## Work instructions
Report how many lines contain "level". The answer is a single number.

[BEGIN Listing]

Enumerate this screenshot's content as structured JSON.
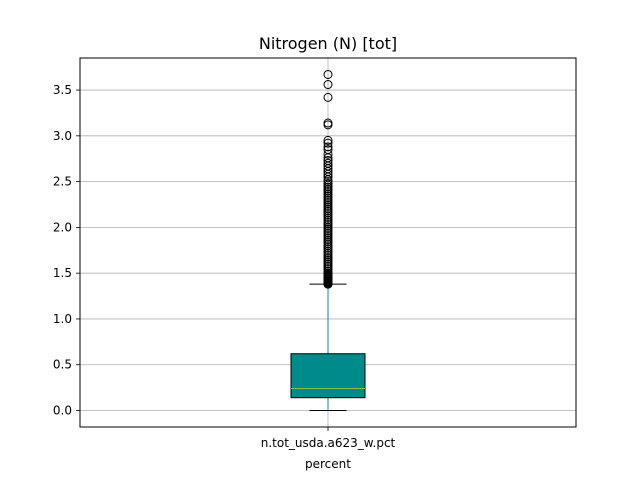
{
  "chart_data": {
    "type": "box",
    "title": "Nitrogen (N) [tot]",
    "xlabel": "percent",
    "ylabel": "",
    "categories": [
      "n.tot_usda.a623_w.pct"
    ],
    "ylim": [
      -0.18,
      3.85
    ],
    "yticks": [
      0.0,
      0.5,
      1.0,
      1.5,
      2.0,
      2.5,
      3.0,
      3.5
    ],
    "ytick_labels": [
      "0.0",
      "0.5",
      "1.0",
      "1.5",
      "2.0",
      "2.5",
      "3.0",
      "3.5"
    ],
    "grid": true,
    "box": {
      "whisker_low": 0.0,
      "q1": 0.14,
      "median": 0.24,
      "q3": 0.62,
      "whisker_high": 1.38
    },
    "outliers": [
      1.38,
      1.39,
      1.4,
      1.41,
      1.42,
      1.43,
      1.44,
      1.45,
      1.46,
      1.47,
      1.48,
      1.49,
      1.5,
      1.52,
      1.54,
      1.56,
      1.58,
      1.6,
      1.62,
      1.64,
      1.66,
      1.68,
      1.7,
      1.72,
      1.74,
      1.76,
      1.78,
      1.8,
      1.82,
      1.84,
      1.86,
      1.88,
      1.9,
      1.92,
      1.94,
      1.96,
      1.98,
      2.0,
      2.02,
      2.04,
      2.06,
      2.08,
      2.1,
      2.12,
      2.14,
      2.16,
      2.18,
      2.2,
      2.22,
      2.24,
      2.26,
      2.28,
      2.3,
      2.32,
      2.34,
      2.36,
      2.38,
      2.4,
      2.42,
      2.44,
      2.46,
      2.48,
      2.5,
      2.52,
      2.55,
      2.58,
      2.61,
      2.64,
      2.67,
      2.7,
      2.73,
      2.76,
      2.8,
      2.85,
      2.88,
      2.92,
      2.95,
      3.12,
      3.14,
      3.42,
      3.56,
      3.67
    ],
    "colors": {
      "box_fill": "#008b8b",
      "median": "#7fbf3f",
      "whisker": "#1f77b4",
      "grid": "#b0b0b0",
      "outlier_edge": "#000000"
    }
  }
}
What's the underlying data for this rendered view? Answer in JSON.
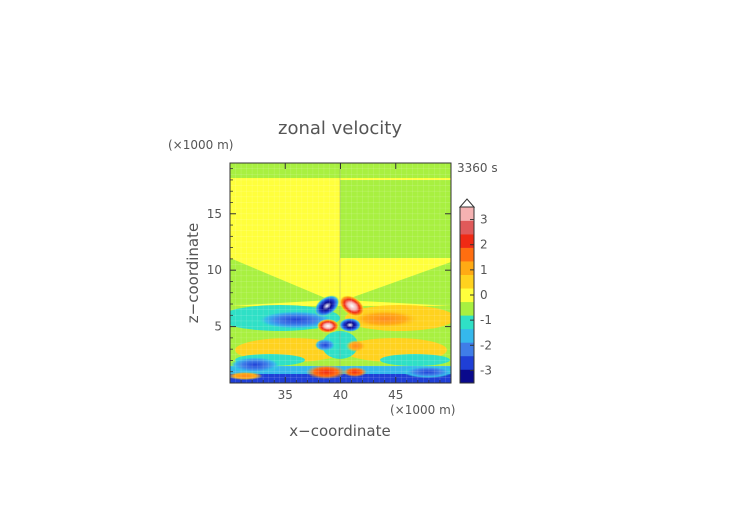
{
  "chart_data": {
    "type": "heatmap",
    "title": "zonal velocity",
    "time_label": "3360 s",
    "xlabel": "x−coordinate",
    "ylabel": "z−coordinate",
    "x_unit": "(×1000 m)",
    "y_unit": "(×1000 m)",
    "xlim": [
      30,
      50
    ],
    "ylim": [
      0,
      19.5
    ],
    "x_ticks": [
      35,
      40,
      45
    ],
    "y_ticks": [
      5,
      10,
      15
    ],
    "colorbar": {
      "ticks": [
        3,
        2,
        1,
        0,
        -1,
        -2,
        -3
      ],
      "range": [
        -3.5,
        3.5
      ],
      "extend_top": true,
      "colors": [
        "#0a0a8c",
        "#1f3fd6",
        "#3f7de8",
        "#35b8ec",
        "#2fe0c6",
        "#a8f040",
        "#ffff3c",
        "#ffd21e",
        "#ffaa14",
        "#ff6e10",
        "#f02a14",
        "#e05a5a",
        "#f5b2b2"
      ]
    },
    "features": [
      {
        "name": "upper-level westward jet",
        "x_range": [
          31,
          39
        ],
        "z": 6.0,
        "value": -1.6
      },
      {
        "name": "upper-level eastward jet",
        "x_range": [
          41,
          48
        ],
        "z": 6.0,
        "value": 1.1
      },
      {
        "name": "vortex pair left",
        "x": 38.7,
        "z": 7.3,
        "value": -3.5
      },
      {
        "name": "vortex pair right",
        "x": 41.3,
        "z": 7.3,
        "value": 3.5
      },
      {
        "name": "near-surface jet",
        "x": 38.8,
        "z": 0.9,
        "value": 3.0
      }
    ]
  }
}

[END Listing]

## The answer
2